The records underneath are to be repeated exactly, with the pictures left out.

#### INFORMATION PROVIDED

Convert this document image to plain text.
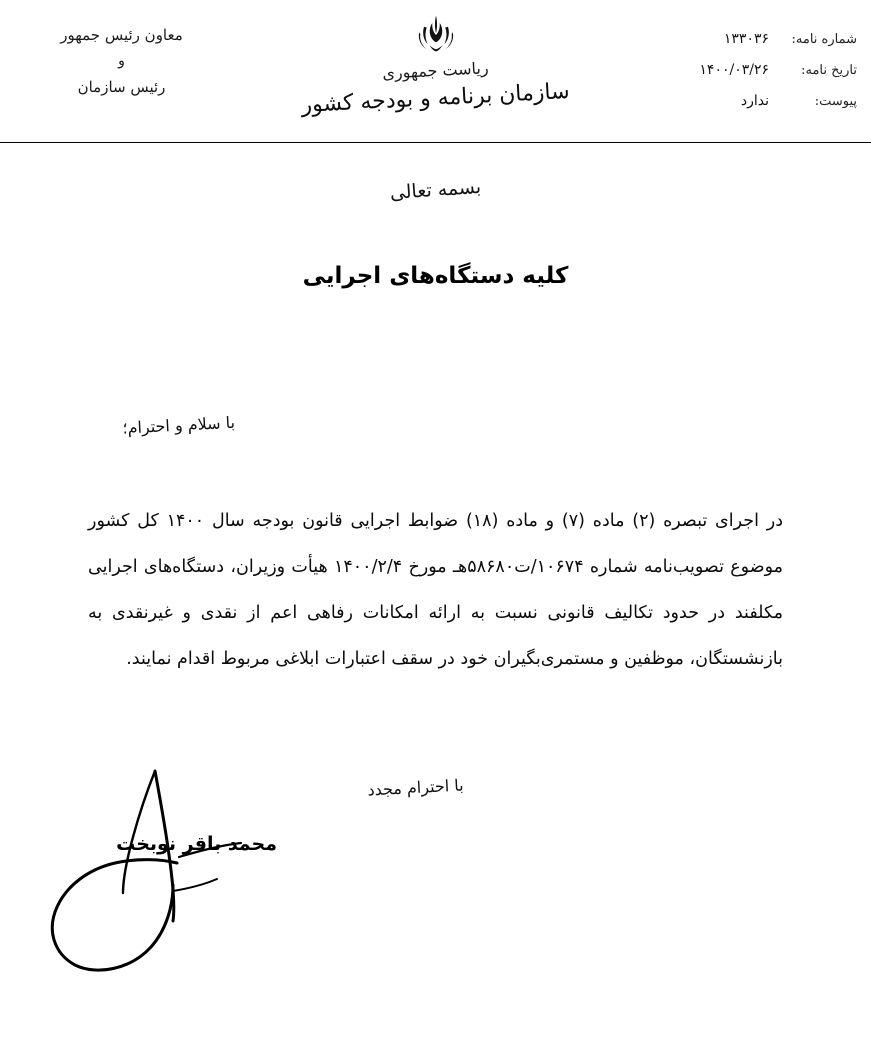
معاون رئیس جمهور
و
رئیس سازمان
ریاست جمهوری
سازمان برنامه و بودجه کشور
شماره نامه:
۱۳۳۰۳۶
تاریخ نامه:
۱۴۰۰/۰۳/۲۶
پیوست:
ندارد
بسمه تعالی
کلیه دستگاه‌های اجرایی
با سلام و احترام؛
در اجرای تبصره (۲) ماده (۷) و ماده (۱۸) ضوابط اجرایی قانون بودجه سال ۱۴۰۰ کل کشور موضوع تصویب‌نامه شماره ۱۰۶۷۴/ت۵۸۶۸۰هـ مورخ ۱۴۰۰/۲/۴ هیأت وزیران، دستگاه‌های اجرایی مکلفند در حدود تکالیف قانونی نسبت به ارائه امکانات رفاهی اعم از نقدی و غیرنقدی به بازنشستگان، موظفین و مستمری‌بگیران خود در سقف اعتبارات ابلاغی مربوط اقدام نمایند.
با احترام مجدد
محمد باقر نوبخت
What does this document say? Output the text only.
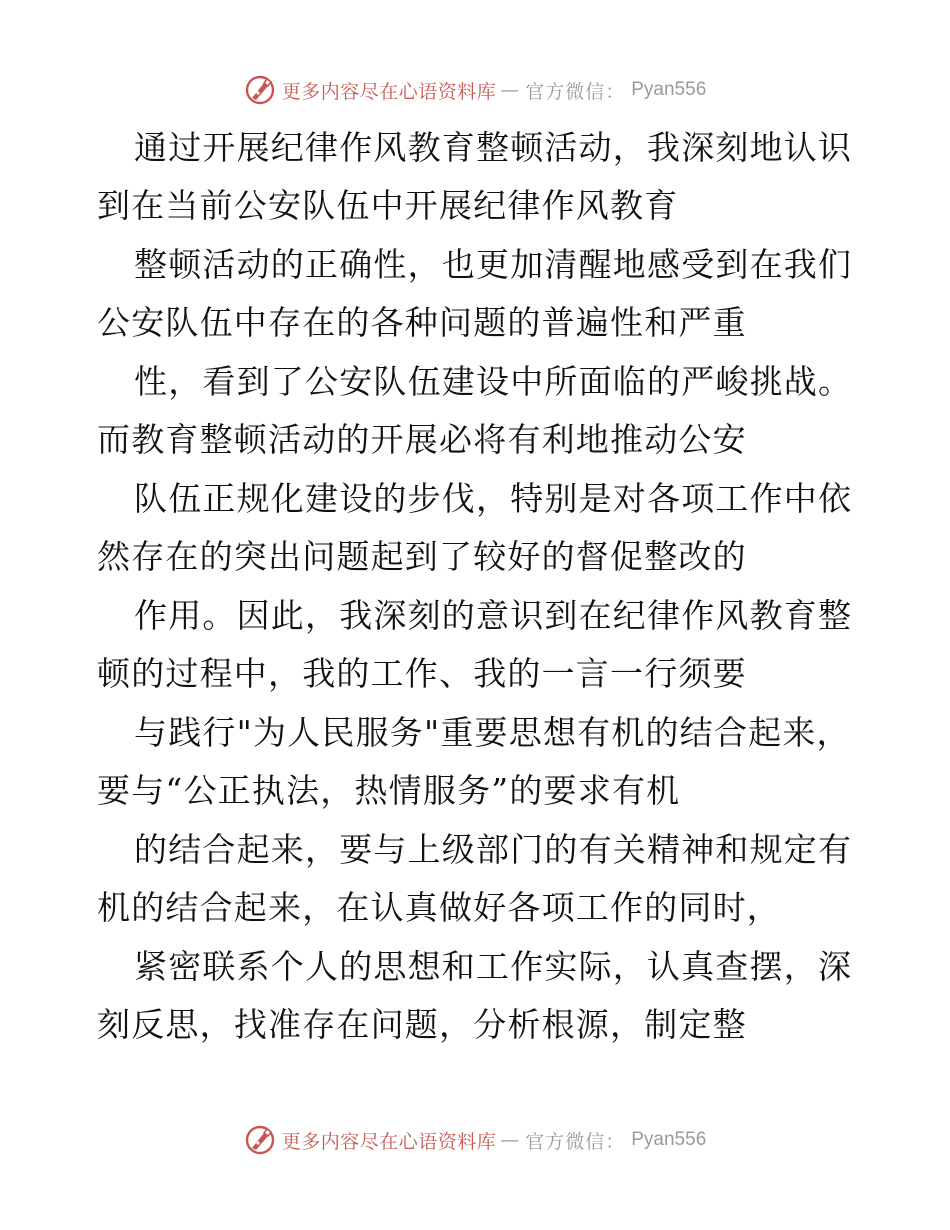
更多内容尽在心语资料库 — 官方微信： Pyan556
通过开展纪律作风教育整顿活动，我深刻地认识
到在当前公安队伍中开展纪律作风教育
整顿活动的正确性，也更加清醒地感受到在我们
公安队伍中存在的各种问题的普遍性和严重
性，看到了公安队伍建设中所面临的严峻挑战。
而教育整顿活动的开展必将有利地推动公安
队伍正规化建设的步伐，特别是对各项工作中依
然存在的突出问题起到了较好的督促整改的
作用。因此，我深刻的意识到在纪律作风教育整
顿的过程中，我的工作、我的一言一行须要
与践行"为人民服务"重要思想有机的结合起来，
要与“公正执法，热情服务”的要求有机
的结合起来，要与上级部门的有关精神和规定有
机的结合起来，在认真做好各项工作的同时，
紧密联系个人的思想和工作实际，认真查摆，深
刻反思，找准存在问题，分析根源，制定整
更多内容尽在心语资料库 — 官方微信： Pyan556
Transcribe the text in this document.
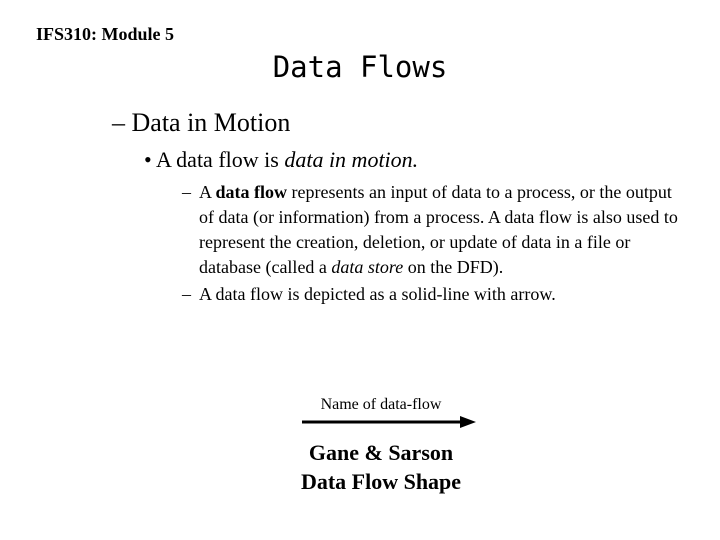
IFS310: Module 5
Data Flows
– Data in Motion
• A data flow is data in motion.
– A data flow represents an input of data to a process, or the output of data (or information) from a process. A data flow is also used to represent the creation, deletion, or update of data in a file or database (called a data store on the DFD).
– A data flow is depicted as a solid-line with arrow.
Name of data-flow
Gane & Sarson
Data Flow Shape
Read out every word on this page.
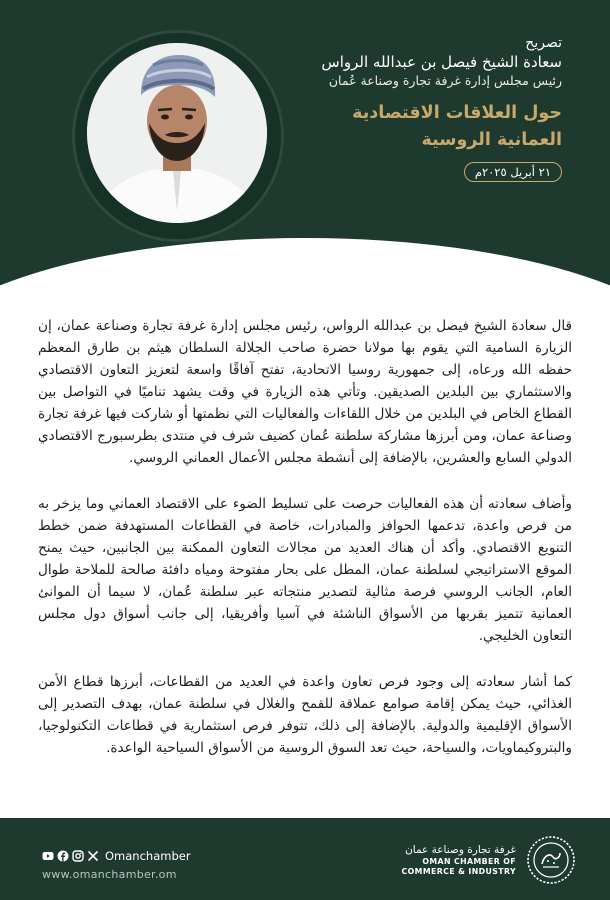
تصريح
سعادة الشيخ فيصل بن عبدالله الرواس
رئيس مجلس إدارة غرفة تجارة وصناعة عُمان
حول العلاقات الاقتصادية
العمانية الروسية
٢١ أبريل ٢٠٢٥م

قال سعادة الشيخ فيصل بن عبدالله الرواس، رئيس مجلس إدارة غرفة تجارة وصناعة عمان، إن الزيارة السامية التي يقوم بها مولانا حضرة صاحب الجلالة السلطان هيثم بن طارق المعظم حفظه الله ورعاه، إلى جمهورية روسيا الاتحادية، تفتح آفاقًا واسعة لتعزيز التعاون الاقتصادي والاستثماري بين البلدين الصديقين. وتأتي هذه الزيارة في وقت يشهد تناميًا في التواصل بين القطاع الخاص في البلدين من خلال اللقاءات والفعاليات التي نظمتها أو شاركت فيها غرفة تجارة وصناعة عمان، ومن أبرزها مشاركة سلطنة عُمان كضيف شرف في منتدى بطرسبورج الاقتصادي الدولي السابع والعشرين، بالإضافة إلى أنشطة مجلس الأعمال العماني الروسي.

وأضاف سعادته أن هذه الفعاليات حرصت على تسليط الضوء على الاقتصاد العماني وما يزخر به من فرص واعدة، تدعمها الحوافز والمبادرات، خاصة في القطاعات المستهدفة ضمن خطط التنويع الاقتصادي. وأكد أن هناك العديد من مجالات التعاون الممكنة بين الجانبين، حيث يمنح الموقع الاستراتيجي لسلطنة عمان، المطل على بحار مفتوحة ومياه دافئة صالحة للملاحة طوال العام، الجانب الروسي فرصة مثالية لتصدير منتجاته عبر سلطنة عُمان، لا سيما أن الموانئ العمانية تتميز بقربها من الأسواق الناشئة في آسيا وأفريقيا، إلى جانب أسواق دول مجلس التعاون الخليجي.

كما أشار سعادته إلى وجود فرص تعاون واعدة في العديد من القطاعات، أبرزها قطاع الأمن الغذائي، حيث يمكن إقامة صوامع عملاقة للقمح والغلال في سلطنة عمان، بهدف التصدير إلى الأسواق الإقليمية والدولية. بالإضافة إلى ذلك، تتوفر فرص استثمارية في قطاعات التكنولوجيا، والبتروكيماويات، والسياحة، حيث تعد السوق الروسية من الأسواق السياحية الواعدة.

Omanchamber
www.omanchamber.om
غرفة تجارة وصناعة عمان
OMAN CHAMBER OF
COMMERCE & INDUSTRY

########

--- TASK ANSWER ---
Convert this document image to plain text.
معاون رئیس جمهور
و
رئیس سازمان
ریاست جمهوری
سازمان برنامه و بودجه کشور
شماره نامه:
۱۳۳۰۳۶
تاریخ نامه:
۱۴۰۰/۰۳/۲۶
پیوست:
ندارد
بسمه تعالی
کلیه دستگاه‌های اجرایی
با سلام و احترام؛
در اجرای تبصره (۲) ماده (۷) و ماده (۱۸) ضوابط اجرایی قانون بودجه سال ۱۴۰۰ کل کشور موضوع تصویب‌نامه شماره ۱۰۶۷۴/ت۵۸۶۸۰هـ مورخ ۱۴۰۰/۲/۴ هیأت وزیران، دستگاه‌های اجرایی مکلفند در حدود تکالیف قانونی نسبت به ارائه امکانات رفاهی اعم از نقدی و غیرنقدی به بازنشستگان، موظفین و مستمری‌بگیران خود در سقف اعتبارات ابلاغی مربوط اقدام نمایند.
با احترام مجدد
محمد باقر نوبخت
What does this document say? Output the text only.
更多内容尽在心语资料库 — 官方微信： Pyan556
通过开展纪律作风教育整顿活动，我深刻地认识
到在当前公安队伍中开展纪律作风教育
整顿活动的正确性，也更加清醒地感受到在我们
公安队伍中存在的各种问题的普遍性和严重
性，看到了公安队伍建设中所面临的严峻挑战。
而教育整顿活动的开展必将有利地推动公安
队伍正规化建设的步伐，特别是对各项工作中依
然存在的突出问题起到了较好的督促整改的
作用。因此，我深刻的意识到在纪律作风教育整
顿的过程中，我的工作、我的一言一行须要
与践行"为人民服务"重要思想有机的结合起来，
要与“公正执法，热情服务”的要求有机
的结合起来，要与上级部门的有关精神和规定有
机的结合起来，在认真做好各项工作的同时，
紧密联系个人的思想和工作实际，认真查摆，深
刻反思，找准存在问题，分析根源，制定整
更多内容尽在心语资料库 — 官方微信： Pyan556
Transcribe the text in this document.
IFS310: Module 5
Data Flows
– Data in Motion
• A data flow is data in motion.
– A data flow represents an input of data to a process, or the output of data (or information) from a process. A data flow is also used to represent the creation, deletion, or update of data in a file or database (called a data store on the DFD).
– A data flow is depicted as a solid-line with arrow.
Name of data-flow
Gane & Sarson
Data Flow Shape
Read out every word on this page.
تصريح
سعادة الشيخ فيصل بن عبدالله الرواس
رئيس مجلس إدارة غرفة تجارة وصناعة عُمان
حول العلاقات الاقتصادية
العمانية الروسية
٢١ أبريل ٢٠٢٥م

قال سعادة الشيخ فيصل بن عبدالله الرواس، رئيس مجلس إدارة غرفة تجارة وصناعة عمان، إن الزيارة السامية التي يقوم بها مولانا حضرة صاحب الجلالة السلطان هيثم بن طارق المعظم حفظه الله ورعاه، إلى جمهورية روسيا الاتحادية، تفتح آفاقًا واسعة لتعزيز التعاون الاقتصادي والاستثماري بين البلدين الصديقين. وتأتي هذه الزيارة في وقت يشهد تناميًا في التواصل بين القطاع الخاص في البلدين من خلال اللقاءات والفعاليات التي نظمتها أو شاركت فيها غرفة تجارة وصناعة عمان، ومن أبرزها مشاركة سلطنة عُمان كضيف شرف في منتدى بطرسبورج الاقتصادي الدولي السابع والعشرين، بالإضافة إلى أنشطة مجلس الأعمال العماني الروسي.

وأضاف سعادته أن هذه الفعاليات حرصت على تسليط الضوء على الاقتصاد العماني وما يزخر به من فرص واعدة، تدعمها الحوافز والمبادرات، خاصة في القطاعات المستهدفة ضمن خطط التنويع الاقتصادي. وأكد أن هناك العديد من مجالات التعاون الممكنة بين الجانبين، حيث يمنح الموقع الاستراتيجي لسلطنة عمان، المطل على بحار مفتوحة ومياه دافئة صالحة للملاحة طوال العام، الجانب الروسي فرصة مثالية لتصدير منتجاته عبر سلطنة عُمان، لا سيما أن الموانئ العمانية تتميز بقربها من الأسواق الناشئة في آسيا وأفريقيا، إلى جانب أسواق دول مجلس التعاون الخليجي.

كما أشار سعادته إلى وجود فرص تعاون واعدة في العديد من القطاعات، أبرزها قطاع الأمن الغذائي، حيث يمكن إقامة صوامع عملاقة للقمح والغلال في سلطنة عمان، بهدف التصدير إلى الأسواق الإقليمية والدولية. بالإضافة إلى ذلك، تتوفر فرص استثمارية في قطاعات التكنولوجيا، والبتروكيماويات، والسياحة، حيث تعد السوق الروسية من الأسواق السياحية الواعدة.

Omanchamber
www.omanchamber.om
غرفة تجارة وصناعة عمان
OMAN CHAMBER OF
COMMERCE & INDUSTRY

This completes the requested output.